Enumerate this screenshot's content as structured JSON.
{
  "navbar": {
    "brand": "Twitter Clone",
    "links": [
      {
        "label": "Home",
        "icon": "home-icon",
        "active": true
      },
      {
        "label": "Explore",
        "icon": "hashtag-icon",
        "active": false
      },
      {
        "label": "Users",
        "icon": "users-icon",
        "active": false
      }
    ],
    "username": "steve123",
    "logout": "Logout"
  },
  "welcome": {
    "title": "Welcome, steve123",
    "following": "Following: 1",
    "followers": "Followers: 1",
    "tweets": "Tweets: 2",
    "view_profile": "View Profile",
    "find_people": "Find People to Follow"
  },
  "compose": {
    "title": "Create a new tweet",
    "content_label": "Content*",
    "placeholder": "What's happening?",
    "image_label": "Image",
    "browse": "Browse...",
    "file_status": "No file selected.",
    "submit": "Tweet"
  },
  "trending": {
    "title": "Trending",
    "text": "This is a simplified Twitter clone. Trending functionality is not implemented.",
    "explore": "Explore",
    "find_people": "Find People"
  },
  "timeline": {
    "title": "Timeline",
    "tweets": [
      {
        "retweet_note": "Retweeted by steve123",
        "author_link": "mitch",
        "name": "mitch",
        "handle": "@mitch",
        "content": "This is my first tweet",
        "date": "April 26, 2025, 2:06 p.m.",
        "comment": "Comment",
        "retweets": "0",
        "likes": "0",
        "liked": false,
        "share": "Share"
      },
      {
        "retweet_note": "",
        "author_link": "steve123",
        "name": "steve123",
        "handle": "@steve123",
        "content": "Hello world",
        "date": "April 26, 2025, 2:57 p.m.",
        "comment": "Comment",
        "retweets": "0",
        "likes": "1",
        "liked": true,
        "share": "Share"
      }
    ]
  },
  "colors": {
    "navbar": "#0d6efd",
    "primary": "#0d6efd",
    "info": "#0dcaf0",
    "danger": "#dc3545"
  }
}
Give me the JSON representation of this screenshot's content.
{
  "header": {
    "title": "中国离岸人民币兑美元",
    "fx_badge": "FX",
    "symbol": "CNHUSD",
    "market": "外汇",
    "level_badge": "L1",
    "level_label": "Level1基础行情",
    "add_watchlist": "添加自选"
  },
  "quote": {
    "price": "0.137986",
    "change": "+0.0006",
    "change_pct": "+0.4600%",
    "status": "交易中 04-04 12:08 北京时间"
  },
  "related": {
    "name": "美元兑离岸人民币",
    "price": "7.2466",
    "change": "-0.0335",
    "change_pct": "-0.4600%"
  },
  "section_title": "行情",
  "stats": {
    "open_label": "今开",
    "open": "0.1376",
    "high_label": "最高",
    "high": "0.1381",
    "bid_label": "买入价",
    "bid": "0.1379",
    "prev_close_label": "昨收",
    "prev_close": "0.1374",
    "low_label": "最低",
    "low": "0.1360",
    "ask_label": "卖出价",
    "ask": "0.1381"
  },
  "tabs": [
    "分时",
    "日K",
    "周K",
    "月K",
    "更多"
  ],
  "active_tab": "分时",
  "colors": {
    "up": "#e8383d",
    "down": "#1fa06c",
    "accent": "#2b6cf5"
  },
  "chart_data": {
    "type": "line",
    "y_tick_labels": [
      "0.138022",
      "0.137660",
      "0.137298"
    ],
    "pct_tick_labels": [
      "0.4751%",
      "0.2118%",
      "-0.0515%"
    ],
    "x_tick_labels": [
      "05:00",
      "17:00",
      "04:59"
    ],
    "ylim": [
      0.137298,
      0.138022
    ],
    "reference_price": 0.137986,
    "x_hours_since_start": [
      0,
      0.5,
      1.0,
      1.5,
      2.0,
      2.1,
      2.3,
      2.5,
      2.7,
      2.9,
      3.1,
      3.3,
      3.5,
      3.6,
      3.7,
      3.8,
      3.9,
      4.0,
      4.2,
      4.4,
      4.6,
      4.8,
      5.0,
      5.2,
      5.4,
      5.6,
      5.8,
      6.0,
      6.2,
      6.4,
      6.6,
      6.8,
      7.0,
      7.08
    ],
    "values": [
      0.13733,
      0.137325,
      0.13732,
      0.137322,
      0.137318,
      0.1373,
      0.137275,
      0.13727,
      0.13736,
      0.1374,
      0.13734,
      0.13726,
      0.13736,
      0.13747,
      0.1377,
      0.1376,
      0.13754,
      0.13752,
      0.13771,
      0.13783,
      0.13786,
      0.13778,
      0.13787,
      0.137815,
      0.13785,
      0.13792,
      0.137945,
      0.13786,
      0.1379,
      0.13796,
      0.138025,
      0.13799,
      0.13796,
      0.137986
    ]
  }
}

:: WHAT IS EXPECTED ::
Search the records above for "JSON". Copy each line where it is found.

:: TASK RESULT ::
Enumerate this screenshot's content as structured JSON.
Give me the JSON representation of this screenshot's content.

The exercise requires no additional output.